#### Stated exercise:
Return the full material exactly.

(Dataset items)
------------------------------------
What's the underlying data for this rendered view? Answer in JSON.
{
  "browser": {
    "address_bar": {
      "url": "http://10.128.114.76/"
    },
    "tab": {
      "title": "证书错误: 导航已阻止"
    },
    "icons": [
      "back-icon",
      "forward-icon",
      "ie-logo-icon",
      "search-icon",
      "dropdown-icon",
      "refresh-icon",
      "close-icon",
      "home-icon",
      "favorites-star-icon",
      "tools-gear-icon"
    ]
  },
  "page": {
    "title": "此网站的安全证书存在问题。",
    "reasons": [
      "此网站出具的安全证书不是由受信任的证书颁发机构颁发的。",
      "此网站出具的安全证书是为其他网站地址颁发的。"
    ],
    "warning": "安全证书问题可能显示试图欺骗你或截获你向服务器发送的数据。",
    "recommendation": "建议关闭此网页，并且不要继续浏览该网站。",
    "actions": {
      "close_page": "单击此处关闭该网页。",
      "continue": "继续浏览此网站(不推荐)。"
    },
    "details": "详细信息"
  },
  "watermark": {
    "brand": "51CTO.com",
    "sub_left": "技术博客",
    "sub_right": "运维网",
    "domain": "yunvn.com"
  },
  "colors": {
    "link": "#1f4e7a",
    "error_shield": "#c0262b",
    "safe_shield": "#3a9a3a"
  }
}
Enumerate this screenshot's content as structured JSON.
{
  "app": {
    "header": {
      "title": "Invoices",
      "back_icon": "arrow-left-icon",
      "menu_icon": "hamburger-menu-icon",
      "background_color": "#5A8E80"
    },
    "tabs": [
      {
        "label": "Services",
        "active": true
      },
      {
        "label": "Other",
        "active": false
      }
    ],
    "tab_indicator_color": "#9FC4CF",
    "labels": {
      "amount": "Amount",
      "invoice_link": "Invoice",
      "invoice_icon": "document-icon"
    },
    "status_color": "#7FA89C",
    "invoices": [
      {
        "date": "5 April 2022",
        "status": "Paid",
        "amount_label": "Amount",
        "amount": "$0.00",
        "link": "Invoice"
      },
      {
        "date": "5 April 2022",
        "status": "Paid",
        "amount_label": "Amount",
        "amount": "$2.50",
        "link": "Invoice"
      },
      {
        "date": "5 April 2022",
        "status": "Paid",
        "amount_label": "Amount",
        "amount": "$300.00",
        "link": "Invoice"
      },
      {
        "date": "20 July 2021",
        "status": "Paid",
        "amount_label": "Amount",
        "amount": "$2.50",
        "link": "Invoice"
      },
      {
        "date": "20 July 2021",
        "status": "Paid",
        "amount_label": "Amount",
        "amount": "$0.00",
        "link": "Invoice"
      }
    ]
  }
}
------------------------------------
#### Answer below:
What's the underlying data for this rendered view? Answer in JSON.
{
  "browser": {
    "address_bar": {
      "url": "http://10.128.114.76/"
    },
    "tab": {
      "title": "证书错误: 导航已阻止"
    },
    "icons": [
      "back-icon",
      "forward-icon",
      "ie-logo-icon",
      "search-icon",
      "dropdown-icon",
      "refresh-icon",
      "close-icon",
      "home-icon",
      "favorites-star-icon",
      "tools-gear-icon"
    ]
  },
  "page": {
    "title": "此网站的安全证书存在问题。",
    "reasons": [
      "此网站出具的安全证书不是由受信任的证书颁发机构颁发的。",
      "此网站出具的安全证书是为其他网站地址颁发的。"
    ],
    "warning": "安全证书问题可能显示试图欺骗你或截获你向服务器发送的数据。",
    "recommendation": "建议关闭此网页，并且不要继续浏览该网站。",
    "actions": {
      "close_page": "单击此处关闭该网页。",
      "continue": "继续浏览此网站(不推荐)。"
    },
    "details": "详细信息"
  },
  "watermark": {
    "brand": "51CTO.com",
    "sub_left": "技术博客",
    "sub_right": "运维网",
    "domain": "yunvn.com"
  },
  "colors": {
    "link": "#1f4e7a",
    "error_shield": "#c0262b",
    "safe_shield": "#3a9a3a"
  }
}
Enumerate this screenshot's content as structured JSON.
{
  "app": {
    "header": {
      "title": "Invoices",
      "back_icon": "arrow-left-icon",
      "menu_icon": "hamburger-menu-icon",
      "background_color": "#5A8E80"
    },
    "tabs": [
      {
        "label": "Services",
        "active": true
      },
      {
        "label": "Other",
        "active": false
      }
    ],
    "tab_indicator_color": "#9FC4CF",
    "labels": {
      "amount": "Amount",
      "invoice_link": "Invoice",
      "invoice_icon": "document-icon"
    },
    "status_color": "#7FA89C",
    "invoices": [
      {
        "date": "5 April 2022",
        "status": "Paid",
        "amount_label": "Amount",
        "amount": "$0.00",
        "link": "Invoice"
      },
      {
        "date": "5 April 2022",
        "status": "Paid",
        "amount_label": "Amount",
        "amount": "$2.50",
        "link": "Invoice"
      },
      {
        "date": "5 April 2022",
        "status": "Paid",
        "amount_label": "Amount",
        "amount": "$300.00",
        "link": "Invoice"
      },
      {
        "date": "20 July 2021",
        "status": "Paid",
        "amount_label": "Amount",
        "amount": "$2.50",
        "link": "Invoice"
      },
      {
        "date": "20 July 2021",
        "status": "Paid",
        "amount_label": "Amount",
        "amount": "$0.00",
        "link": "Invoice"
      }
    ]
  }
}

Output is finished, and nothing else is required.